* [What the task asks]: Locate every line in the records below that holds the word "name" and return each one.

* [Input]:
- - - -

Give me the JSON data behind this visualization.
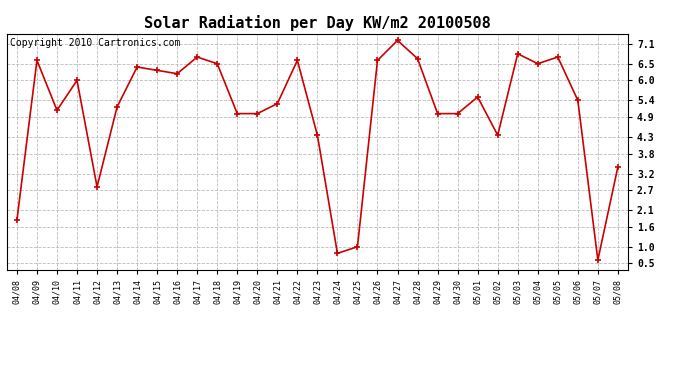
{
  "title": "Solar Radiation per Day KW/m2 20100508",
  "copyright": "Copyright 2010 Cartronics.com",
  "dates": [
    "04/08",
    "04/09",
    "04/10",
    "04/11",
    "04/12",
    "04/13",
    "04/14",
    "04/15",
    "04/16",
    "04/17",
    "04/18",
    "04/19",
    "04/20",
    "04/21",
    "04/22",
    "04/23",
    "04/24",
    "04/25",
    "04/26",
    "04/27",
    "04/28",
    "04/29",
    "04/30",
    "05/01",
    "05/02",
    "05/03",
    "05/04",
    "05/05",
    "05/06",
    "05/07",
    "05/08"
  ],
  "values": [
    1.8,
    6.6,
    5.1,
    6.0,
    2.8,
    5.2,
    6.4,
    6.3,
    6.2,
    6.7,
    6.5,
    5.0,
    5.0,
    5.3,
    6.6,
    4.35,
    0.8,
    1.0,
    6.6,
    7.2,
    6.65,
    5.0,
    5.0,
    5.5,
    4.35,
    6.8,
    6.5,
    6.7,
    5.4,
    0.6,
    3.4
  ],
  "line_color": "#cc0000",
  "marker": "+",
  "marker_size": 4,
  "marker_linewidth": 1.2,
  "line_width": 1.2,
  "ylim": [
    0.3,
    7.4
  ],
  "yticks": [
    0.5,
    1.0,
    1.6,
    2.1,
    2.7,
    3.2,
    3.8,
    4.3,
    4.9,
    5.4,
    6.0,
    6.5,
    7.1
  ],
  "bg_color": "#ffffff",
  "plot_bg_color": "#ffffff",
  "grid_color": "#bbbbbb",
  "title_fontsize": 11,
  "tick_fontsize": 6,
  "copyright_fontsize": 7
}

- - - -

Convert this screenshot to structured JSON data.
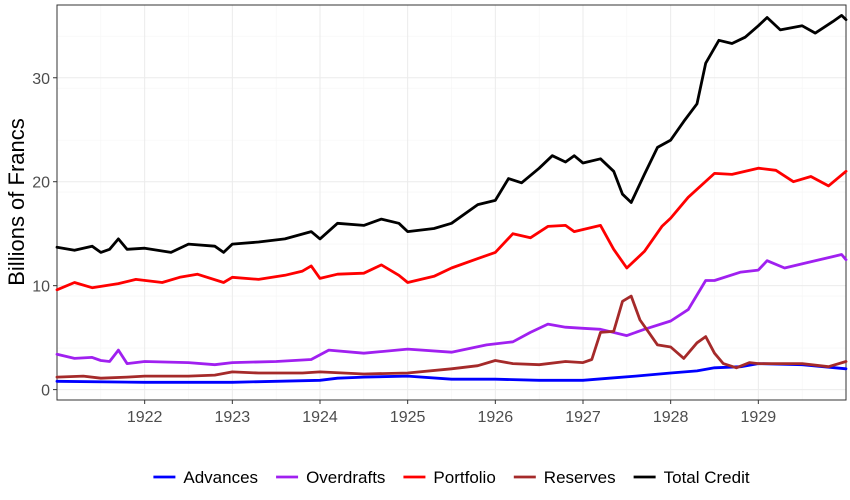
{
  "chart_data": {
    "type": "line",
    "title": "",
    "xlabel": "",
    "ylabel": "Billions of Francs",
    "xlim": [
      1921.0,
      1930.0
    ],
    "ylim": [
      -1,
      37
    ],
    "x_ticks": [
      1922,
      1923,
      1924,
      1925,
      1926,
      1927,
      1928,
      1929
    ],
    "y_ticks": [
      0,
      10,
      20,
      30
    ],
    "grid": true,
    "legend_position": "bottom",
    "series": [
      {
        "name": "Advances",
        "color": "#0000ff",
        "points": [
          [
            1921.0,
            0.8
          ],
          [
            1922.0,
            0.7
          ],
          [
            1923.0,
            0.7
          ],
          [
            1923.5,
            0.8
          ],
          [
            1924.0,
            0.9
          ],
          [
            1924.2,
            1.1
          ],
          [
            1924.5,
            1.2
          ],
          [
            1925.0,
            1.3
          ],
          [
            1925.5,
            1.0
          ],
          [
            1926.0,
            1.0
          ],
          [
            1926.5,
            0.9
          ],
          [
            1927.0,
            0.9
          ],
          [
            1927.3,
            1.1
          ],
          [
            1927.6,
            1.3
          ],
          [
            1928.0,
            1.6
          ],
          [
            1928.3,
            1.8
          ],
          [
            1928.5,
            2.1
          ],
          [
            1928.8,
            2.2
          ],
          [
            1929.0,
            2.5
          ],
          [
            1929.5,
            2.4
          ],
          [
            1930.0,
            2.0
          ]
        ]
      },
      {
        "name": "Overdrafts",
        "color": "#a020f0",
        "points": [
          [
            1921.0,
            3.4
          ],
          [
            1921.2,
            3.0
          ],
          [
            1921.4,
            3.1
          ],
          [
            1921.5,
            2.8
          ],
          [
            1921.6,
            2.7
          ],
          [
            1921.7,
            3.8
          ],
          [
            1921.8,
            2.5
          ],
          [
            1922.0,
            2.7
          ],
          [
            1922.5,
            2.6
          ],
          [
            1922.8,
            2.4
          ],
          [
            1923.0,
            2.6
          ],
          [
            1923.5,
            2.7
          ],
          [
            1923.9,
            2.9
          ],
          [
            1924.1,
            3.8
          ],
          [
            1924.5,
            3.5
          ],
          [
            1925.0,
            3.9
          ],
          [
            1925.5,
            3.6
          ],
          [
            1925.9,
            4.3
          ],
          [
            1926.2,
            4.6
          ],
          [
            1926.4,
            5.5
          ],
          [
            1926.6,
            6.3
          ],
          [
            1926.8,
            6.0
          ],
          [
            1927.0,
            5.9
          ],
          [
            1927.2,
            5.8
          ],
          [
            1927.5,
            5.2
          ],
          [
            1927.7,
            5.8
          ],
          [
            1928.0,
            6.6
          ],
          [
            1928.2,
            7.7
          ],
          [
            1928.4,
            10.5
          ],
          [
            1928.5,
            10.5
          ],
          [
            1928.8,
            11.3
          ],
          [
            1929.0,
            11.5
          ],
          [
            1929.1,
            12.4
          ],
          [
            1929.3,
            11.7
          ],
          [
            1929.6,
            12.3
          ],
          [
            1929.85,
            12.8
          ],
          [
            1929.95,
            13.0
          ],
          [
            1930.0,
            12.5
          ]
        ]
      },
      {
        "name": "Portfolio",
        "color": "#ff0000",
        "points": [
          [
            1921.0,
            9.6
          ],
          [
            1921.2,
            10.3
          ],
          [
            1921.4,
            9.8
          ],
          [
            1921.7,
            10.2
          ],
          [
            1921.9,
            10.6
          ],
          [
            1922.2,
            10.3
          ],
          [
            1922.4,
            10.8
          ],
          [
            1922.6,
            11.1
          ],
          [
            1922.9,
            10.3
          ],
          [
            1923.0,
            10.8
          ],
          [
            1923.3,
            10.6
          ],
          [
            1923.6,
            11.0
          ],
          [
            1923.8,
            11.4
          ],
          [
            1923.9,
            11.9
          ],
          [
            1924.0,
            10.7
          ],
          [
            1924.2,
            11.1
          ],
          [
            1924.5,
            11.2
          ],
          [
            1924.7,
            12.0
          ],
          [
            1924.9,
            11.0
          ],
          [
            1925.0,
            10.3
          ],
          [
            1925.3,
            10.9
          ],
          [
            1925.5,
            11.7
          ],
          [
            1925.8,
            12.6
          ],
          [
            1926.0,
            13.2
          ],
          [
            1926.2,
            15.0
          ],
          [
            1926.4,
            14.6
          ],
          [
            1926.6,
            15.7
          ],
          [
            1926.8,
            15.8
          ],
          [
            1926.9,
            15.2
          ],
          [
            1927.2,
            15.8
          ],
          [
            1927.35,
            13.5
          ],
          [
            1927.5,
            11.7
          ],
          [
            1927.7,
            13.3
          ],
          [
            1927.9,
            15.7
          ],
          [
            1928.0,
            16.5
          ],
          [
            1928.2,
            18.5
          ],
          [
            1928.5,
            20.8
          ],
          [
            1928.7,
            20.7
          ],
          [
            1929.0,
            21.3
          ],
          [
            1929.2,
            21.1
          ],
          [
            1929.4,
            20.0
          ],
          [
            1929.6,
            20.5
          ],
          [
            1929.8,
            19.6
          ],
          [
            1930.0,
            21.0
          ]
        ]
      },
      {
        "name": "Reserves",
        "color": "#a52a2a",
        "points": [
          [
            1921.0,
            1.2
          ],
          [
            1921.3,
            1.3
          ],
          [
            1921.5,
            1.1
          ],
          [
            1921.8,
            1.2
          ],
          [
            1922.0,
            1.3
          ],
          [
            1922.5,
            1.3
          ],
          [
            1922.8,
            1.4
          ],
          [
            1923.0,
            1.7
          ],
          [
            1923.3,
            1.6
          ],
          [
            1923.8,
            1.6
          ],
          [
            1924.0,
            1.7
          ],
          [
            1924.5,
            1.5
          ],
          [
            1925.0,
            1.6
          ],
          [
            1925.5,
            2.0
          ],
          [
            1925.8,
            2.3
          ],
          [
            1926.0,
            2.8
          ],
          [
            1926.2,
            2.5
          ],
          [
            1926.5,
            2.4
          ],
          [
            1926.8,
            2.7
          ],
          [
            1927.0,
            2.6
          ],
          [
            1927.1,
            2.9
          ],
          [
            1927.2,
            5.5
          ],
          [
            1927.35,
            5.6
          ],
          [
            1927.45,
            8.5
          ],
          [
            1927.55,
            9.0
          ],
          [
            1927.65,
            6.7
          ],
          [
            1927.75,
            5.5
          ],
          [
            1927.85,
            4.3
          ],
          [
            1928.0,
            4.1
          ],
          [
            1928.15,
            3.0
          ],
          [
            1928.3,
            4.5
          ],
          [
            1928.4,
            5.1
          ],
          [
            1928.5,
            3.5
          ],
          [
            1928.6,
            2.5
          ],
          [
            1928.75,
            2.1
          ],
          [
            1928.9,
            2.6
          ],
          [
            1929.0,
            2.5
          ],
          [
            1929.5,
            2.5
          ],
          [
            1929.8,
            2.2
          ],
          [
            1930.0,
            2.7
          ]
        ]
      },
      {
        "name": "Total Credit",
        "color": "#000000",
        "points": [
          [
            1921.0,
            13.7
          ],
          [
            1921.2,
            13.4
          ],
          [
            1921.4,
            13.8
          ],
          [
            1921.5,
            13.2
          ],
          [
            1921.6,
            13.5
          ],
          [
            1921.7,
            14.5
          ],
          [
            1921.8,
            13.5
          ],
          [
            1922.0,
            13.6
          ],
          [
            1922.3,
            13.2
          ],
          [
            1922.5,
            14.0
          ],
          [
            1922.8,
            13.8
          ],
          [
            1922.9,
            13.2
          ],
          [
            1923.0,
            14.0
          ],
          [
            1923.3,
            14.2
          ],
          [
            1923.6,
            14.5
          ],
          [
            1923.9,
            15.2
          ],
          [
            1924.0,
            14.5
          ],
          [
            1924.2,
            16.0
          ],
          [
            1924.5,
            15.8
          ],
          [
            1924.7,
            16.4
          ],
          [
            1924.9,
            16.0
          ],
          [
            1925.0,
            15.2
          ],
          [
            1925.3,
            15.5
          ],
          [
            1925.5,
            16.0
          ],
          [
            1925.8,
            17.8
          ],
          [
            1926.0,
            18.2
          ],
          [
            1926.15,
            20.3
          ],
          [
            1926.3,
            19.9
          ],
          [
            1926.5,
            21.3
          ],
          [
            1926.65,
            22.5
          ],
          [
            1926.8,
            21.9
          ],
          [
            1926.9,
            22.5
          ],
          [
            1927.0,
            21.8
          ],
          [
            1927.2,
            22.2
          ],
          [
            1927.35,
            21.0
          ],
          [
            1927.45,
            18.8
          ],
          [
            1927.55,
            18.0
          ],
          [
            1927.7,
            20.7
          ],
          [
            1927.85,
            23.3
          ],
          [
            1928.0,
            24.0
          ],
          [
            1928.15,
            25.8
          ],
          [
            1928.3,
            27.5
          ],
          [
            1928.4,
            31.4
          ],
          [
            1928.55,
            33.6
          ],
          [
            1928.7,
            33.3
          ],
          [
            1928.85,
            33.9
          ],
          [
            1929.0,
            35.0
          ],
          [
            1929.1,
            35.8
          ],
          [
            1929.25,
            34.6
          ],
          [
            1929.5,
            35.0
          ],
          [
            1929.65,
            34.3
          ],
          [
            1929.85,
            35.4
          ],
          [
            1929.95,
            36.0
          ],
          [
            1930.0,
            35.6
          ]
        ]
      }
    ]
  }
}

- - - -

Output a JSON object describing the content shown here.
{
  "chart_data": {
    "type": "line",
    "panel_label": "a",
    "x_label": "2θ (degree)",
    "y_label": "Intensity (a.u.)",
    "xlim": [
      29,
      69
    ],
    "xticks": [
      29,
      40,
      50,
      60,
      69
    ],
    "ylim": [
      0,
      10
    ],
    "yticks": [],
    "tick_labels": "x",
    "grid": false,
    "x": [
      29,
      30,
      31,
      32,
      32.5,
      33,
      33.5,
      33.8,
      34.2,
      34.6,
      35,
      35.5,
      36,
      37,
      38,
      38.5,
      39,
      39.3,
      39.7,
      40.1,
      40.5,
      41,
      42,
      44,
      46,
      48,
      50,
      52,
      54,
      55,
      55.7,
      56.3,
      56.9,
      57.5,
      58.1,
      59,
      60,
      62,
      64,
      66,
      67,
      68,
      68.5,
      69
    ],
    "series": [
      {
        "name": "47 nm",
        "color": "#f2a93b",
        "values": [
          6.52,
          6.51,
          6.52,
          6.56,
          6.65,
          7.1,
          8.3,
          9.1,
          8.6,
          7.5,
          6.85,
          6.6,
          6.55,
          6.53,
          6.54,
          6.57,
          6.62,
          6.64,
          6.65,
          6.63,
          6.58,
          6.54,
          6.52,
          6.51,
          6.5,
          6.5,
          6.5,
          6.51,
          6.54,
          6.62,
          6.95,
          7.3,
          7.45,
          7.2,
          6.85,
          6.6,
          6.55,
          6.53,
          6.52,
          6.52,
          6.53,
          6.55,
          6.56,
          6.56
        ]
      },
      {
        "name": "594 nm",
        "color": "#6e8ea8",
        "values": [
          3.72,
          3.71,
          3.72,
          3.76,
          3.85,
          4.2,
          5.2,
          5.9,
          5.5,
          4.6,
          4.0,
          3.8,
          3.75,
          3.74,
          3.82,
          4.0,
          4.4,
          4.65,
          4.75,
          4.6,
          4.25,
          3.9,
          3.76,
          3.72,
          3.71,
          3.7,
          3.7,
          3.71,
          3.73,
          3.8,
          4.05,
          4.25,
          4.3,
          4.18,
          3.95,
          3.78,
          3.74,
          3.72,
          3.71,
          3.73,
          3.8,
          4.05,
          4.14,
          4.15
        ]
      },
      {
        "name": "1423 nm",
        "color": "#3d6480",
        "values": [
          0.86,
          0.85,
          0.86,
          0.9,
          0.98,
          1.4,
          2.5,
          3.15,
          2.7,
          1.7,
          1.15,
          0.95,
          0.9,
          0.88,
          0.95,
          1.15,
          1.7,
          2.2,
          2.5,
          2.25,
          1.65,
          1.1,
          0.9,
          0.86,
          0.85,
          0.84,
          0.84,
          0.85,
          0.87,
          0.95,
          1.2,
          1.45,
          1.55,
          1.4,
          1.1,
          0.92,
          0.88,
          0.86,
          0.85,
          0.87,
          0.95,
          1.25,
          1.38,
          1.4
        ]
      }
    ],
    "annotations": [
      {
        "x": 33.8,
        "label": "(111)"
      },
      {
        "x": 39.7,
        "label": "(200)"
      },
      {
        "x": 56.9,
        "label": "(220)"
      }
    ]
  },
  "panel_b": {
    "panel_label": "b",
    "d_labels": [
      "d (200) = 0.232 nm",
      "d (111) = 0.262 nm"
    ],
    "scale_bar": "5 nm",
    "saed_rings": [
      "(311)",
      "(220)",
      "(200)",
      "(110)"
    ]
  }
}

- - - -

* [Task solution]:
        "name": "Advances",
        "name": "Overdrafts",
        "name": "Portfolio",
        "name": "Reserves",
        "name": "Total Credit",
        "name": "47 nm",
        "name": "594 nm",
        "name": "1423 nm",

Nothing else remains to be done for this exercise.